Required task - Look through the lines and report how many include the word "tide", giving nothing but the number.

Data records
>>>>

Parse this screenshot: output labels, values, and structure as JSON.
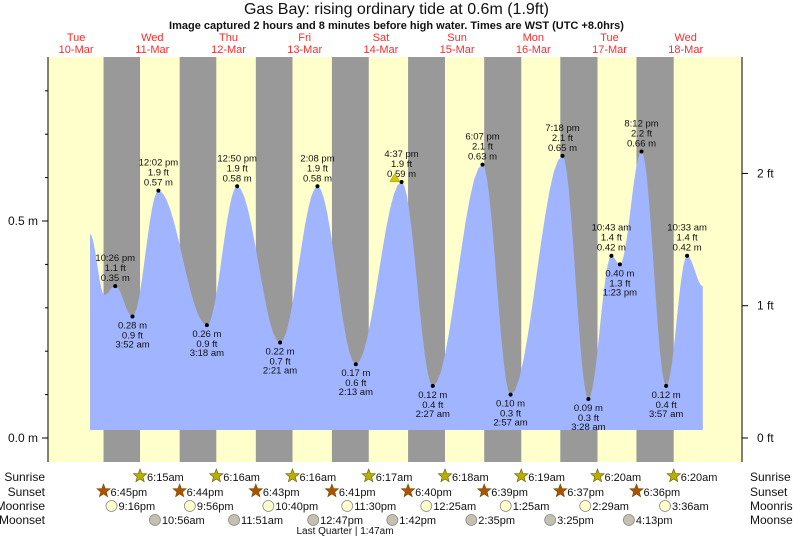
{
  "title": "Gas Bay: rising  ordinary tide at 0.6m (1.9ft)",
  "subtitle": "Image captured 2 hours and 8 minutes before high water. Times are WST (UTC +8.0hrs)",
  "colors": {
    "day": "#ffffcc",
    "night": "#999999",
    "water": "#a0b4ff",
    "day_label": "#ff2a2a",
    "sunrise": "#b8b000",
    "sunset": "#b25000",
    "moonrise": "#ffffcc",
    "moonset": "#c4c2ae",
    "now_marker": "#d8c800"
  },
  "chart_data": {
    "type": "area",
    "title": "Gas Bay: rising  ordinary tide at 0.6m (1.9ft)",
    "days": [
      {
        "dow": "Tue",
        "date": "10-Mar"
      },
      {
        "dow": "Wed",
        "date": "11-Mar"
      },
      {
        "dow": "Thu",
        "date": "12-Mar"
      },
      {
        "dow": "Fri",
        "date": "13-Mar"
      },
      {
        "dow": "Sat",
        "date": "14-Mar"
      },
      {
        "dow": "Sun",
        "date": "15-Mar"
      },
      {
        "dow": "Mon",
        "date": "16-Mar"
      },
      {
        "dow": "Tue",
        "date": "17-Mar"
      },
      {
        "dow": "Wed",
        "date": "18-Mar"
      }
    ],
    "y_left": {
      "unit": "m",
      "range": [
        -0.055,
        0.878
      ],
      "ticks": [
        {
          "v": 0.0,
          "label": "0.0 m"
        },
        {
          "v": 0.5,
          "label": "0.5 m"
        }
      ]
    },
    "y_right": {
      "unit": "ft",
      "ticks": [
        {
          "v": 0,
          "label": "0 ft"
        },
        {
          "v": 1,
          "label": "1 ft"
        },
        {
          "v": 2,
          "label": "2 ft"
        }
      ]
    },
    "curve_start": {
      "day": 0,
      "time": "2:30 pm",
      "m": 0.47
    },
    "curve_minor_low": {
      "day": 0,
      "time": "7:00 pm",
      "m": 0.33
    },
    "curve_end": {
      "day": 8,
      "time": "3:30 pm",
      "m": 0.35
    },
    "extremes": [
      {
        "day": 0,
        "time": "10:26 pm",
        "m": "0.35 m",
        "ft": "1.1 ft",
        "value": 0.35,
        "type": "high"
      },
      {
        "day": 1,
        "time": "3:52 am",
        "m": "0.28 m",
        "ft": "0.9 ft",
        "value": 0.28,
        "type": "low"
      },
      {
        "day": 1,
        "time": "12:02 pm",
        "m": "0.57 m",
        "ft": "1.9 ft",
        "value": 0.57,
        "type": "high"
      },
      {
        "day": 2,
        "time": "3:18 am",
        "m": "0.26 m",
        "ft": "0.9 ft",
        "value": 0.26,
        "type": "low"
      },
      {
        "day": 2,
        "time": "12:50 pm",
        "m": "0.58 m",
        "ft": "1.9 ft",
        "value": 0.58,
        "type": "high"
      },
      {
        "day": 3,
        "time": "2:21 am",
        "m": "0.22 m",
        "ft": "0.7 ft",
        "value": 0.22,
        "type": "low"
      },
      {
        "day": 3,
        "time": "2:08 pm",
        "m": "0.58 m",
        "ft": "1.9 ft",
        "value": 0.58,
        "type": "high"
      },
      {
        "day": 4,
        "time": "2:13 am",
        "m": "0.17 m",
        "ft": "0.6 ft",
        "value": 0.17,
        "type": "low"
      },
      {
        "day": 4,
        "time": "4:37 pm",
        "m": "0.59 m",
        "ft": "1.9 ft",
        "value": 0.59,
        "type": "high"
      },
      {
        "day": 5,
        "time": "2:27 am",
        "m": "0.12 m",
        "ft": "0.4 ft",
        "value": 0.12,
        "type": "low"
      },
      {
        "day": 5,
        "time": "6:07 pm",
        "m": "0.63 m",
        "ft": "2.1 ft",
        "value": 0.63,
        "type": "high"
      },
      {
        "day": 6,
        "time": "2:57 am",
        "m": "0.10 m",
        "ft": "0.3 ft",
        "value": 0.1,
        "type": "low"
      },
      {
        "day": 6,
        "time": "7:18 pm",
        "m": "0.65 m",
        "ft": "2.1 ft",
        "value": 0.65,
        "type": "high"
      },
      {
        "day": 7,
        "time": "3:28 am",
        "m": "0.09 m",
        "ft": "0.3 ft",
        "value": 0.09,
        "type": "low"
      },
      {
        "day": 7,
        "time": "10:43 am",
        "m": "0.42 m",
        "ft": "1.4 ft",
        "value": 0.42,
        "type": "high"
      },
      {
        "day": 7,
        "time": "1:23 pm",
        "m": "0.40 m",
        "ft": "1.3 ft",
        "value": 0.4,
        "type": "low"
      },
      {
        "day": 7,
        "time": "8:12 pm",
        "m": "0.66 m",
        "ft": "2.2 ft",
        "value": 0.66,
        "type": "high"
      },
      {
        "day": 8,
        "time": "3:57 am",
        "m": "0.12 m",
        "ft": "0.4 ft",
        "value": 0.12,
        "type": "low"
      },
      {
        "day": 8,
        "time": "10:33 am",
        "m": "0.42 m",
        "ft": "1.4 ft",
        "value": 0.42,
        "type": "high"
      }
    ],
    "now_marker": {
      "day": 4,
      "time": "2:29 pm",
      "m": 0.6
    },
    "rows": {
      "sunrise": {
        "label": "Sunrise",
        "items": [
          {
            "day": 1,
            "time": "6:15am"
          },
          {
            "day": 2,
            "time": "6:16am"
          },
          {
            "day": 3,
            "time": "6:16am"
          },
          {
            "day": 4,
            "time": "6:17am"
          },
          {
            "day": 5,
            "time": "6:18am"
          },
          {
            "day": 6,
            "time": "6:19am"
          },
          {
            "day": 7,
            "time": "6:20am"
          },
          {
            "day": 8,
            "time": "6:20am"
          }
        ]
      },
      "sunset": {
        "label": "Sunset",
        "items": [
          {
            "day": 0,
            "time": "6:45pm"
          },
          {
            "day": 1,
            "time": "6:44pm"
          },
          {
            "day": 2,
            "time": "6:43pm"
          },
          {
            "day": 3,
            "time": "6:41pm"
          },
          {
            "day": 4,
            "time": "6:40pm"
          },
          {
            "day": 5,
            "time": "6:39pm"
          },
          {
            "day": 6,
            "time": "6:37pm"
          },
          {
            "day": 7,
            "time": "6:36pm"
          }
        ]
      },
      "moonrise": {
        "label": "Moonrise",
        "items": [
          {
            "day": 0,
            "time": "9:16pm"
          },
          {
            "day": 1,
            "time": "9:56pm"
          },
          {
            "day": 2,
            "time": "10:40pm"
          },
          {
            "day": 3,
            "time": "11:30pm"
          },
          {
            "day": 5,
            "time": "12:25am"
          },
          {
            "day": 6,
            "time": "1:25am"
          },
          {
            "day": 7,
            "time": "2:29am"
          },
          {
            "day": 8,
            "time": "3:36am"
          }
        ]
      },
      "moonset": {
        "label": "Moonset",
        "items": [
          {
            "day": 1,
            "time": "10:56am"
          },
          {
            "day": 2,
            "time": "11:51am"
          },
          {
            "day": 3,
            "time": "12:47pm"
          },
          {
            "day": 4,
            "time": "1:42pm"
          },
          {
            "day": 5,
            "time": "2:35pm"
          },
          {
            "day": 6,
            "time": "3:25pm"
          },
          {
            "day": 7,
            "time": "4:13pm"
          }
        ]
      }
    },
    "moon_phase": {
      "label": "Last Quarter | 1:47am",
      "day": 4,
      "time": "1:47am"
    }
  }
}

<<<<

Expected answer - 2